▽
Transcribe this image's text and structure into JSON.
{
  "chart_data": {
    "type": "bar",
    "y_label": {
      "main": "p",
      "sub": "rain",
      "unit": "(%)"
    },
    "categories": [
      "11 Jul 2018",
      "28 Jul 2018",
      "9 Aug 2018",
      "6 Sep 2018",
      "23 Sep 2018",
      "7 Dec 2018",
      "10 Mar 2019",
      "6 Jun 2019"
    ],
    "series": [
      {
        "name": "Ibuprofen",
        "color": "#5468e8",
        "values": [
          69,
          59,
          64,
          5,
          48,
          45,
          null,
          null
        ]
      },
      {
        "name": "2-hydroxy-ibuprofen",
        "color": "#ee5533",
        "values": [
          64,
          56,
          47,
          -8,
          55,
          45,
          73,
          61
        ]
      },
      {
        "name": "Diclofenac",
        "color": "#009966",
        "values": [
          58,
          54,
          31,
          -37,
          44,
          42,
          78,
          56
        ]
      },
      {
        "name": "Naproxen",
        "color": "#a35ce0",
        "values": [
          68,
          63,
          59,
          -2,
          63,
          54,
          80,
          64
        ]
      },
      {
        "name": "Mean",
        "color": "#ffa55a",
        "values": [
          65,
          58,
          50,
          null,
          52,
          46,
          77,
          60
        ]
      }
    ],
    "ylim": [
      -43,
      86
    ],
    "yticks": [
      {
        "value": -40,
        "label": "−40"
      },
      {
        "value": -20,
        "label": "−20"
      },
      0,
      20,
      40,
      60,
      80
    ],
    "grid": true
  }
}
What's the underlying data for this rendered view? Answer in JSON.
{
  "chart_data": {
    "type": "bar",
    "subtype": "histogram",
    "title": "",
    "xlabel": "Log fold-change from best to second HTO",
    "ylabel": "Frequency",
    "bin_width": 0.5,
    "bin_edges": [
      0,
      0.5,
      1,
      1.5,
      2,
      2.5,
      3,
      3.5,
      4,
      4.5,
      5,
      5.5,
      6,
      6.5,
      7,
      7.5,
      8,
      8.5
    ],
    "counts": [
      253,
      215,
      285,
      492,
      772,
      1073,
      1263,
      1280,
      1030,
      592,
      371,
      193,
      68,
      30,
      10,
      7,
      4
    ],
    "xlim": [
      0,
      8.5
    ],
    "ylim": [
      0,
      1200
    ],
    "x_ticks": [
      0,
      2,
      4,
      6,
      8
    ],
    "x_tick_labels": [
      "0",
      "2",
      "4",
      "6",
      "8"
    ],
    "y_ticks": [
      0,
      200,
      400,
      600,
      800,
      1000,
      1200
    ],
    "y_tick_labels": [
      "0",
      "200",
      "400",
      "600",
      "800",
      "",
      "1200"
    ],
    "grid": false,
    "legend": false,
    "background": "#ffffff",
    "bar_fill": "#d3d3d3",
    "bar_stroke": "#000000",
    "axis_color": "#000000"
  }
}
△
| TO DO |
Transcribe the material above word for word.

| FINAL RESULT |
Transcribe this image's text and structure into JSON.
{
  "chart_data": {
    "type": "bar",
    "y_label": {
      "main": "p",
      "sub": "rain",
      "unit": "(%)"
    },
    "categories": [
      "11 Jul 2018",
      "28 Jul 2018",
      "9 Aug 2018",
      "6 Sep 2018",
      "23 Sep 2018",
      "7 Dec 2018",
      "10 Mar 2019",
      "6 Jun 2019"
    ],
    "series": [
      {
        "name": "Ibuprofen",
        "color": "#5468e8",
        "values": [
          69,
          59,
          64,
          5,
          48,
          45,
          null,
          null
        ]
      },
      {
        "name": "2-hydroxy-ibuprofen",
        "color": "#ee5533",
        "values": [
          64,
          56,
          47,
          -8,
          55,
          45,
          73,
          61
        ]
      },
      {
        "name": "Diclofenac",
        "color": "#009966",
        "values": [
          58,
          54,
          31,
          -37,
          44,
          42,
          78,
          56
        ]
      },
      {
        "name": "Naproxen",
        "color": "#a35ce0",
        "values": [
          68,
          63,
          59,
          -2,
          63,
          54,
          80,
          64
        ]
      },
      {
        "name": "Mean",
        "color": "#ffa55a",
        "values": [
          65,
          58,
          50,
          null,
          52,
          46,
          77,
          60
        ]
      }
    ],
    "ylim": [
      -43,
      86
    ],
    "yticks": [
      {
        "value": -40,
        "label": "−40"
      },
      {
        "value": -20,
        "label": "−20"
      },
      0,
      20,
      40,
      60,
      80
    ],
    "grid": true
  }
}
What's the underlying data for this rendered view? Answer in JSON.
{
  "chart_data": {
    "type": "bar",
    "subtype": "histogram",
    "title": "",
    "xlabel": "Log fold-change from best to second HTO",
    "ylabel": "Frequency",
    "bin_width": 0.5,
    "bin_edges": [
      0,
      0.5,
      1,
      1.5,
      2,
      2.5,
      3,
      3.5,
      4,
      4.5,
      5,
      5.5,
      6,
      6.5,
      7,
      7.5,
      8,
      8.5
    ],
    "counts": [
      253,
      215,
      285,
      492,
      772,
      1073,
      1263,
      1280,
      1030,
      592,
      371,
      193,
      68,
      30,
      10,
      7,
      4
    ],
    "xlim": [
      0,
      8.5
    ],
    "ylim": [
      0,
      1200
    ],
    "x_ticks": [
      0,
      2,
      4,
      6,
      8
    ],
    "x_tick_labels": [
      "0",
      "2",
      "4",
      "6",
      "8"
    ],
    "y_ticks": [
      0,
      200,
      400,
      600,
      800,
      1000,
      1200
    ],
    "y_tick_labels": [
      "0",
      "200",
      "400",
      "600",
      "800",
      "",
      "1200"
    ],
    "grid": false,
    "legend": false,
    "background": "#ffffff",
    "bar_fill": "#d3d3d3",
    "bar_stroke": "#000000",
    "axis_color": "#000000"
  }
}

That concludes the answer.